▶ What the exercise asks: Copy all lines below containing "Осталось".

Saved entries
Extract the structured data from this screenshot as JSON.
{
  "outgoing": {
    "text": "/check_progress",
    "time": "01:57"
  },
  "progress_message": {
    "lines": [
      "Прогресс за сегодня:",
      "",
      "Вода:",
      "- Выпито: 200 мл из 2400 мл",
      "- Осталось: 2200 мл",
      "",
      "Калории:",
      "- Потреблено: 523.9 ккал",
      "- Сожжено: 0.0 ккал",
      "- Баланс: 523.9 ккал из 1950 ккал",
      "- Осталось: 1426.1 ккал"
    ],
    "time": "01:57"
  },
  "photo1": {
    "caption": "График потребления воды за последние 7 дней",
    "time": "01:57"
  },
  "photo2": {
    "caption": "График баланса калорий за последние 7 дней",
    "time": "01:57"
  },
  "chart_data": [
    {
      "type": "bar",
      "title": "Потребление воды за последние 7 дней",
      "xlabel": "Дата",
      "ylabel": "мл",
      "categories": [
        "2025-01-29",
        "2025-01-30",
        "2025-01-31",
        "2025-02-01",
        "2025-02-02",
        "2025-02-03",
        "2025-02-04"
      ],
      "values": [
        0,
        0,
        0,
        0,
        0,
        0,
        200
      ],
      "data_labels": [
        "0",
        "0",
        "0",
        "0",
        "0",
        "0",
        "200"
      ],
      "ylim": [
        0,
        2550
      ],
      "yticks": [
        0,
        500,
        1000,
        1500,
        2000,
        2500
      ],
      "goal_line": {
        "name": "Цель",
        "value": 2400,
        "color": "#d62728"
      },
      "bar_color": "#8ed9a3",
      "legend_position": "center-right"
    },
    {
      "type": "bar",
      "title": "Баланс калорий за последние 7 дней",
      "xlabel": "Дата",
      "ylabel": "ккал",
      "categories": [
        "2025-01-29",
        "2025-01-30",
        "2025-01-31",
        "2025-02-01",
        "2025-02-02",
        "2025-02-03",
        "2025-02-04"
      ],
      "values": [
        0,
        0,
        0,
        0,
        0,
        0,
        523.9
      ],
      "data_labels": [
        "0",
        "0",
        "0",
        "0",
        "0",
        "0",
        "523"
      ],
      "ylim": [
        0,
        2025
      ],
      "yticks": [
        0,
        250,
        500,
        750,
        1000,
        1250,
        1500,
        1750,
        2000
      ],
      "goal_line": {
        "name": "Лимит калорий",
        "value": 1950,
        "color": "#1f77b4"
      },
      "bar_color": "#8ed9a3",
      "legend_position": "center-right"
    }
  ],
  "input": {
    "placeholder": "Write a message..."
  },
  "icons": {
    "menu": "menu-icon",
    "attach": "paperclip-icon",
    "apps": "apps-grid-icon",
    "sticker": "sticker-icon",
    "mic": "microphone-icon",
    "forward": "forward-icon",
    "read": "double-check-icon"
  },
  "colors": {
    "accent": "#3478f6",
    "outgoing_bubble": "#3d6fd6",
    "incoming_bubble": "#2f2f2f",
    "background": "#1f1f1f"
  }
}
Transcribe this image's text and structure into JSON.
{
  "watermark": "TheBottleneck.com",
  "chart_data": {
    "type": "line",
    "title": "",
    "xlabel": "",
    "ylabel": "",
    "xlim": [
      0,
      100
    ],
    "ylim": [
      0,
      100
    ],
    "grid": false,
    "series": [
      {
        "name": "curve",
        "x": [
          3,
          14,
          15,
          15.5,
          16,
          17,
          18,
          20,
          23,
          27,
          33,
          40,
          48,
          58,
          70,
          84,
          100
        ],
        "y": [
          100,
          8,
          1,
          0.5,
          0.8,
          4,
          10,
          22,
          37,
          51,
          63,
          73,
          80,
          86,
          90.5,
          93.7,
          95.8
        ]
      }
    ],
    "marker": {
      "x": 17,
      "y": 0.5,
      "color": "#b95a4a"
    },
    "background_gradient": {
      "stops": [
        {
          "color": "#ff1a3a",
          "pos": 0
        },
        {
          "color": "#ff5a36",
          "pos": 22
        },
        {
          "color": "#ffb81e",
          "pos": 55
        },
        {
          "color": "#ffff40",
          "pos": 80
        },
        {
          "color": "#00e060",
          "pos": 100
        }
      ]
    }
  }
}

▶ Response to the task:
      "- Осталось: 2200 мл",
      "- Осталось: 1426.1 ккал"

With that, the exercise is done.